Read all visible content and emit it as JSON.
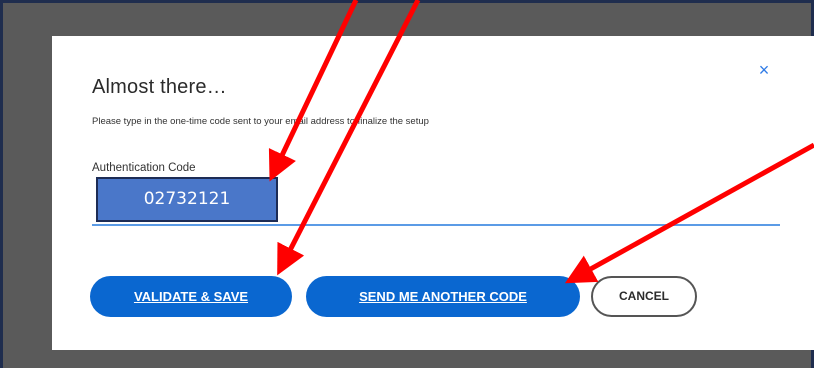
{
  "dialog": {
    "title": "Almost there…",
    "subtitle": "Please type in the one-time code sent to your email address to finalize the setup",
    "close_icon": "×",
    "field_label": "Authentication Code",
    "code_value": "02732121",
    "buttons": {
      "validate": "VALIDATE & SAVE",
      "send_another": "SEND ME ANOTHER CODE",
      "cancel": "CANCEL"
    }
  },
  "colors": {
    "overlay": "#5a5a5a",
    "primary_button": "#0a67d0",
    "code_highlight": "#4a77c9",
    "arrow": "#ff0000"
  },
  "icons": [
    "close-icon",
    "annotation-arrow"
  ]
}
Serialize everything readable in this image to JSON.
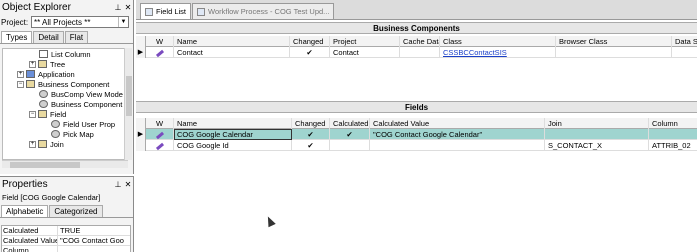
{
  "object_explorer": {
    "title": "Object Explorer",
    "pin_icon": "pin-icon",
    "close_icon": "close-icon",
    "project_label": "Project:",
    "project_value": "** All Projects **",
    "tabs": [
      "Types",
      "Detail",
      "Flat"
    ],
    "active_tab": "Types",
    "tree": [
      {
        "label": "List Column",
        "icon": "page-icon"
      },
      {
        "label": "Tree",
        "icon": "folder-icon"
      },
      {
        "label": "Application",
        "icon": "application-icon"
      },
      {
        "label": "Business Component",
        "icon": "business-component-icon"
      },
      {
        "label": "BusComp View Mode",
        "icon": "gear-icon"
      },
      {
        "label": "Business Component",
        "icon": "gear-icon"
      },
      {
        "label": "Field",
        "icon": "folder-icon"
      },
      {
        "label": "Field User Prop",
        "icon": "gear-icon"
      },
      {
        "label": "Pick Map",
        "icon": "gear-icon"
      },
      {
        "label": "Join",
        "icon": "folder-icon"
      }
    ]
  },
  "properties": {
    "title": "Properties",
    "field_title": "Field [COG Google Calendar]",
    "tabs": [
      "Alphabetic",
      "Categorized"
    ],
    "active_tab": "Alphabetic",
    "rows": [
      {
        "key": "Calculated",
        "value": "TRUE"
      },
      {
        "key": "Calculated Value",
        "value": "\"COG Contact Goo"
      },
      {
        "key": "Column",
        "value": ""
      }
    ]
  },
  "doc_tabs": [
    {
      "label": "Field List",
      "active": true
    },
    {
      "label": "Workflow Process - COG Test Upd...",
      "active": false
    }
  ],
  "business_components": {
    "title": "Business Components",
    "columns": [
      "W",
      "Name",
      "Changed",
      "Project",
      "Cache Data",
      "Class",
      "Browser Class",
      "Data S"
    ],
    "rows": [
      {
        "name": "Contact",
        "changed": "✔",
        "project": "Contact",
        "cache_data": "",
        "class": "CSSBCContactSIS",
        "browser_class": "",
        "data_source": ""
      }
    ]
  },
  "fields": {
    "title": "Fields",
    "columns": [
      "W",
      "Name",
      "Changed",
      "Calculated",
      "Calculated Value",
      "Join",
      "Column"
    ],
    "rows": [
      {
        "name": "COG Google Calendar",
        "changed": "✔",
        "calculated": "✔",
        "calculated_value": "\"COG Contact Google Calendar\"",
        "join": "",
        "column": "",
        "selected": true
      },
      {
        "name": "COG Google Id",
        "changed": "✔",
        "calculated": "",
        "calculated_value": "",
        "join": "S_CONTACT_X",
        "column": "ATTRIB_02",
        "selected": false
      }
    ]
  }
}
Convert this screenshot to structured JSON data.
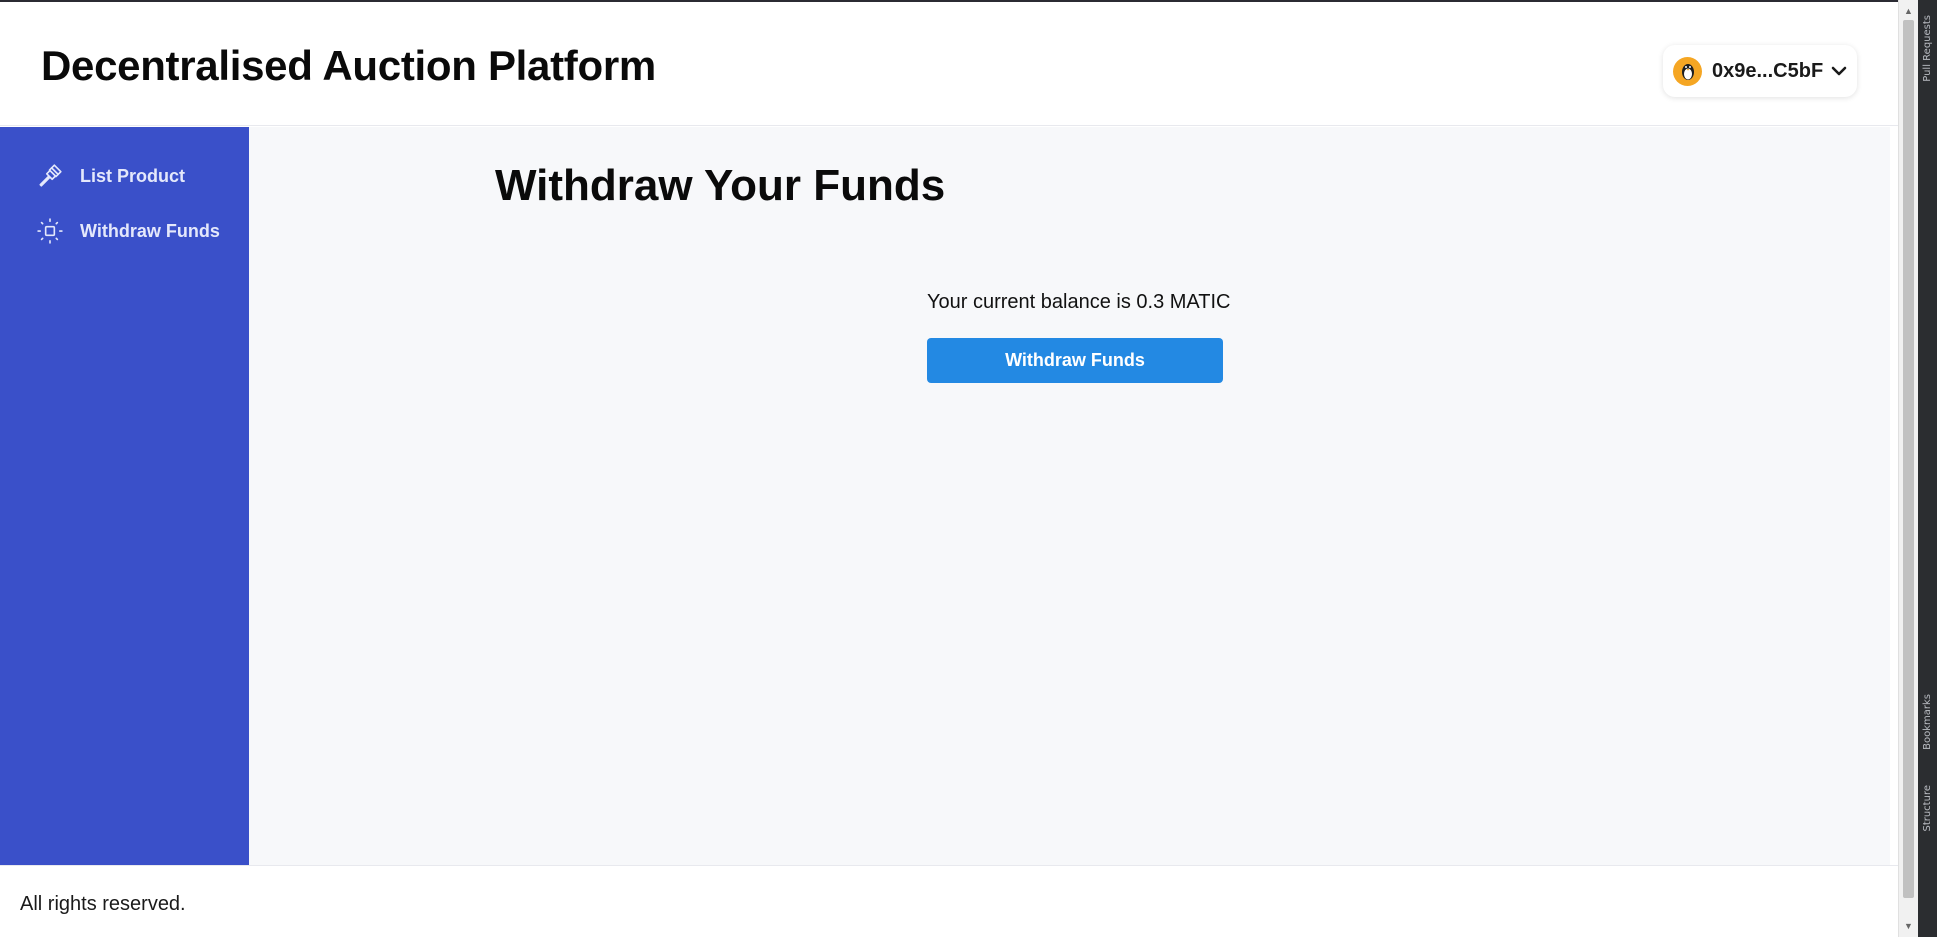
{
  "header": {
    "title": "Decentralised Auction Platform",
    "wallet": {
      "address": "0x9e...C5bF",
      "avatar_icon": "penguin-avatar-icon",
      "dropdown_icon": "chevron-down-icon"
    }
  },
  "sidebar": {
    "items": [
      {
        "label": "List Product",
        "icon": "gavel-icon"
      },
      {
        "label": "Withdraw Funds",
        "icon": "focus-square-icon"
      }
    ]
  },
  "main": {
    "heading": "Withdraw Your Funds",
    "balance_text": "Your current balance is 0.3 MATIC",
    "withdraw_button": "Withdraw Funds"
  },
  "footer": {
    "text": "All rights reserved."
  },
  "ide_strip": {
    "tabs": [
      "Pull Requests",
      "Bookmarks",
      "Structure"
    ]
  },
  "colors": {
    "sidebar": "#3a50c9",
    "main_background": "#f7f8fa",
    "button": "#2389e3",
    "avatar": "#f5a623"
  }
}
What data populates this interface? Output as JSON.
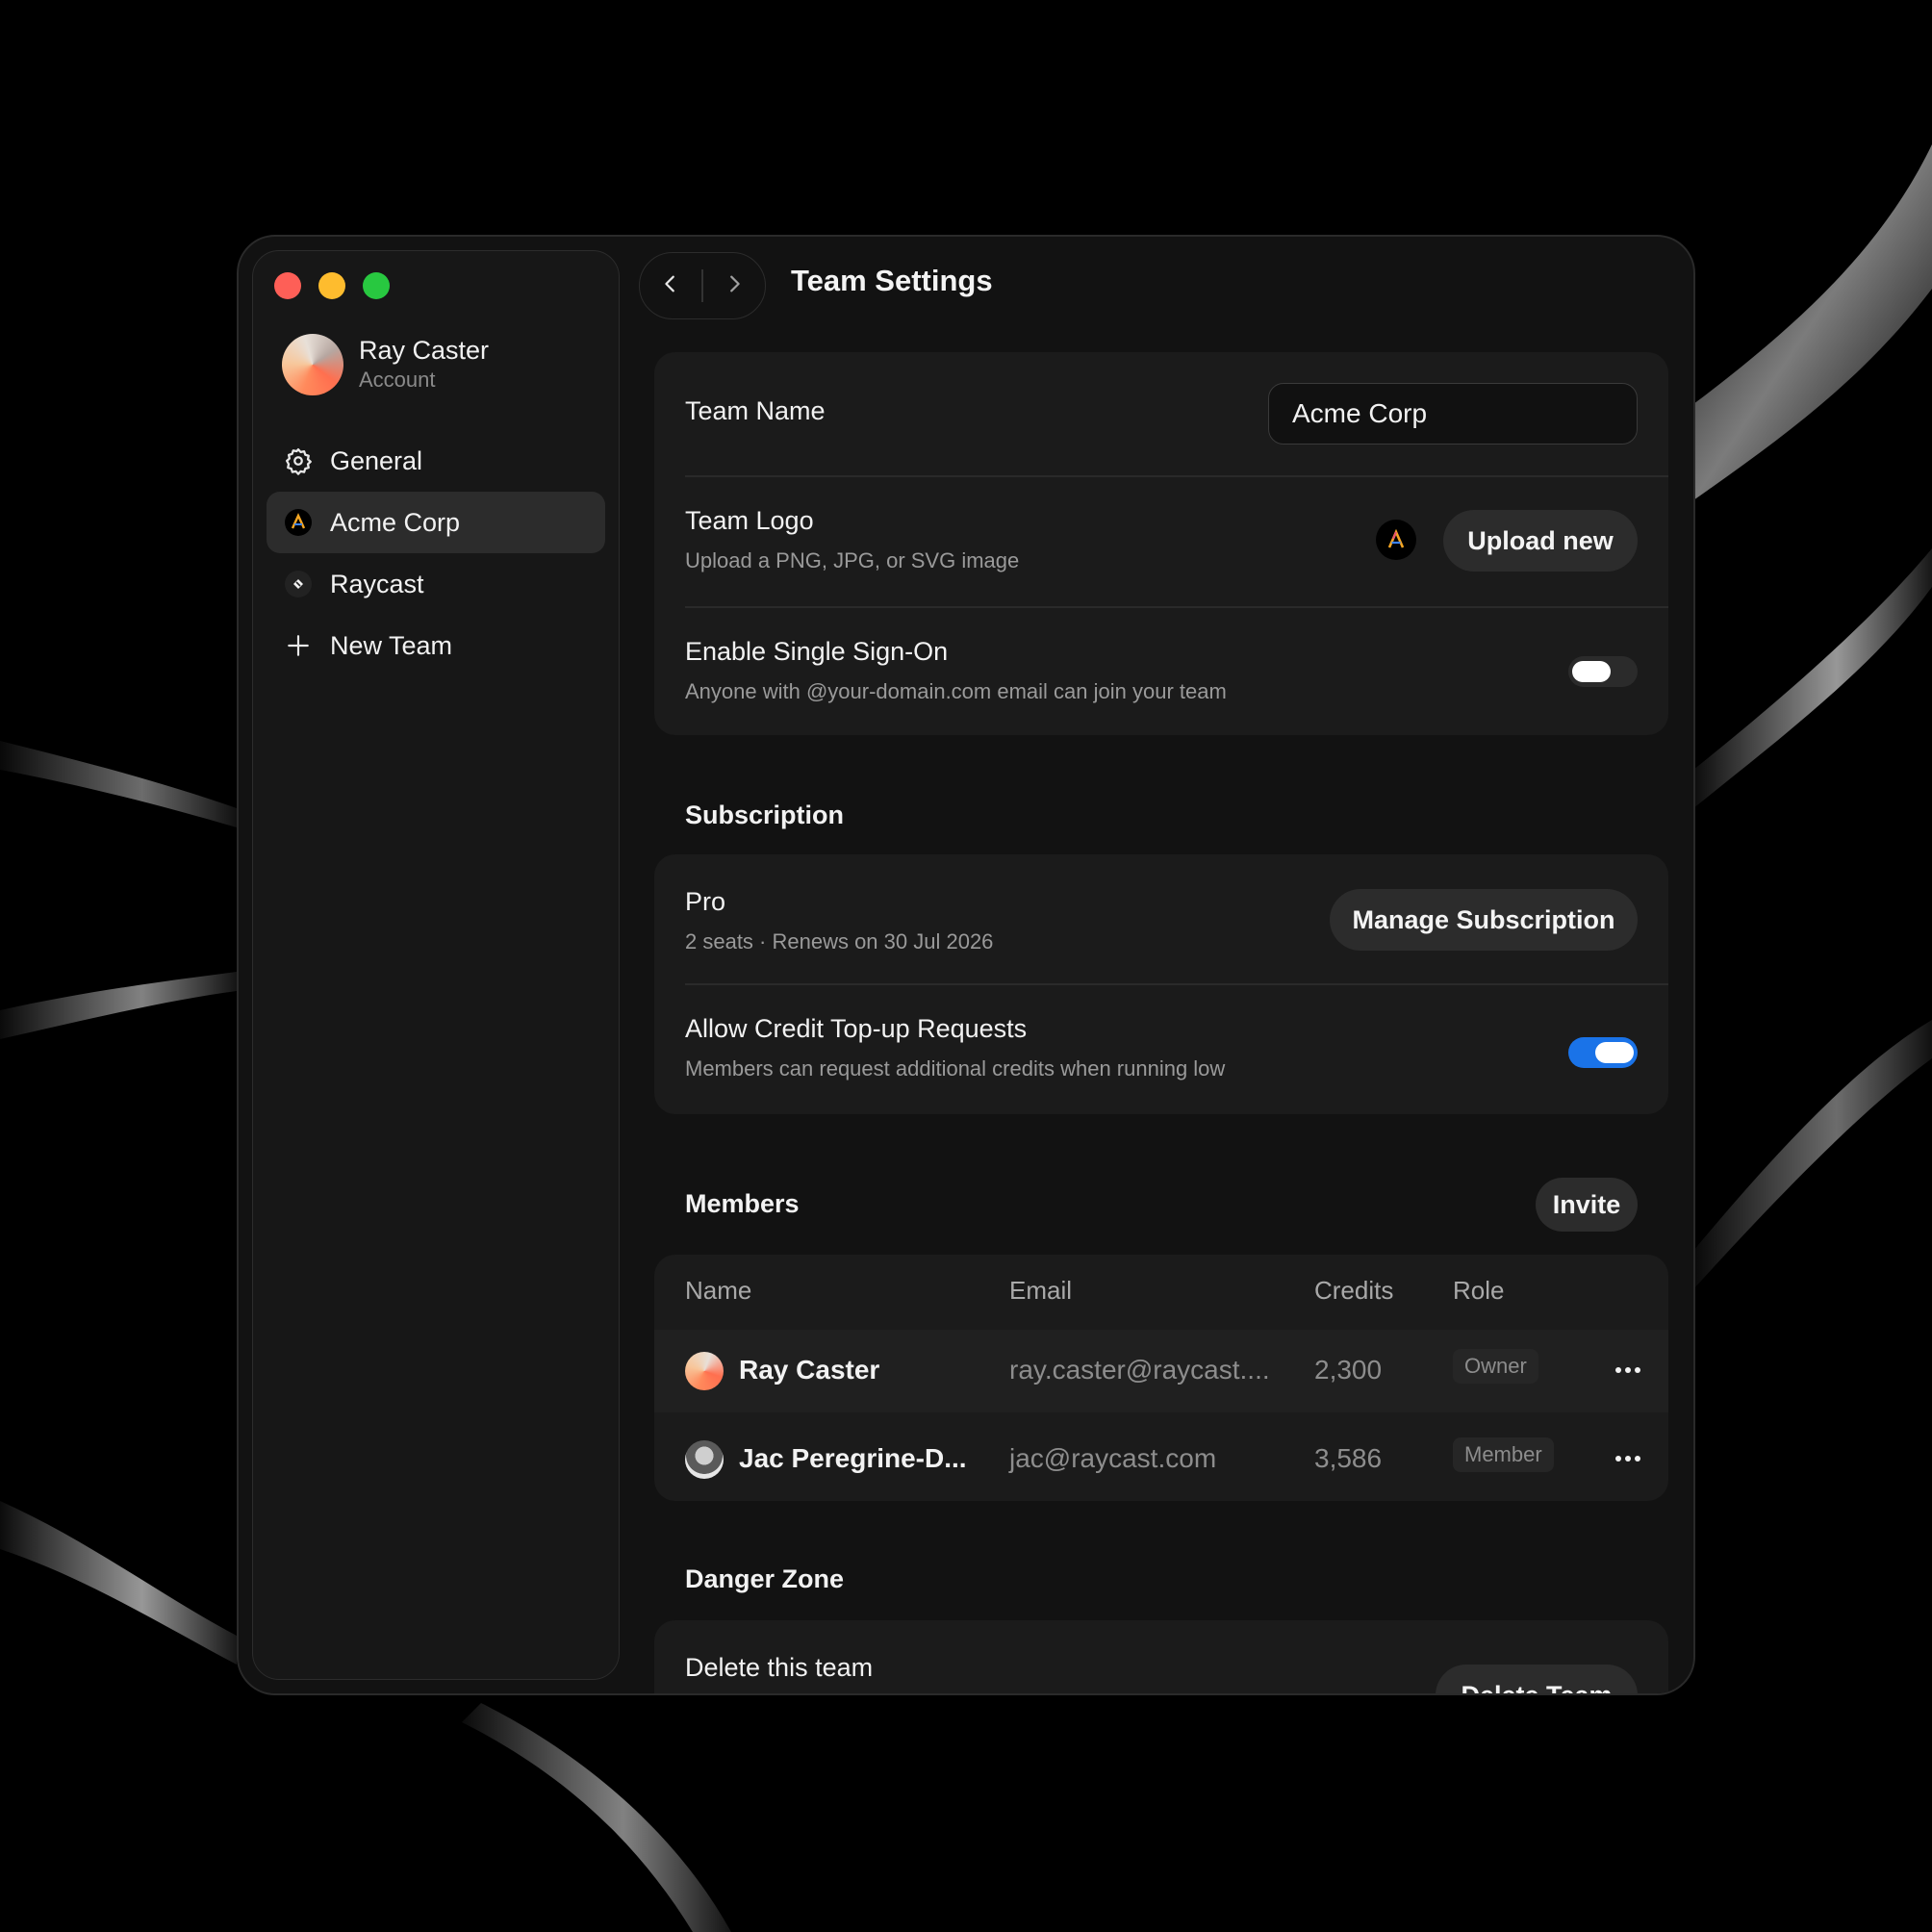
{
  "window": {
    "traffic_lights": [
      "close",
      "minimize",
      "zoom"
    ]
  },
  "sidebar": {
    "account": {
      "name": "Ray Caster",
      "subtitle": "Account"
    },
    "items": [
      {
        "label": "General",
        "icon": "gear-icon",
        "active": false
      },
      {
        "label": "Acme Corp",
        "icon": "acme-logo-icon",
        "active": true
      },
      {
        "label": "Raycast",
        "icon": "raycast-logo-icon",
        "active": false
      },
      {
        "label": "New Team",
        "icon": "plus-icon",
        "active": false
      }
    ]
  },
  "header": {
    "back_icon": "chevron-left-icon",
    "forward_icon": "chevron-right-icon",
    "title": "Team Settings"
  },
  "team": {
    "name_label": "Team Name",
    "name_value": "Acme Corp",
    "logo_label": "Team Logo",
    "logo_sub": "Upload a PNG, JPG, or SVG image",
    "upload_label": "Upload new",
    "sso_label": "Enable Single Sign-On",
    "sso_sub": "Anyone with @your-domain.com email can join your team",
    "sso_enabled": false
  },
  "subscription": {
    "section_title": "Subscription",
    "plan": "Pro",
    "plan_sub": "2 seats · Renews on 30 Jul 2026",
    "manage_label": "Manage Subscription",
    "topup_label": "Allow Credit Top-up Requests",
    "topup_sub": "Members can request additional credits when running low",
    "topup_enabled": true
  },
  "members": {
    "section_title": "Members",
    "invite_label": "Invite",
    "columns": [
      "Name",
      "Email",
      "Credits",
      "Role"
    ],
    "rows": [
      {
        "name": "Ray Caster",
        "email": "ray.caster@raycast....",
        "credits": "2,300",
        "role": "Owner"
      },
      {
        "name": "Jac Peregrine-D...",
        "email": "jac@raycast.com",
        "credits": "3,586",
        "role": "Member"
      }
    ]
  },
  "danger": {
    "section_title": "Danger Zone",
    "delete_label": "Delete this team",
    "delete_button": "Delete Team"
  },
  "colors": {
    "accent": "#1a73e8",
    "window_bg": "#121212",
    "card_bg": "#1b1b1b",
    "close": "#fe5f57",
    "minimize": "#febc2e",
    "zoom": "#28c840"
  }
}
——
• WRITTEN TASK: Write out every line of the entries that holds the word "Requests".

• COMPLETED TASK:
      "Pull Requests",
    "topup_label": "Allow Credit Top-up Requests",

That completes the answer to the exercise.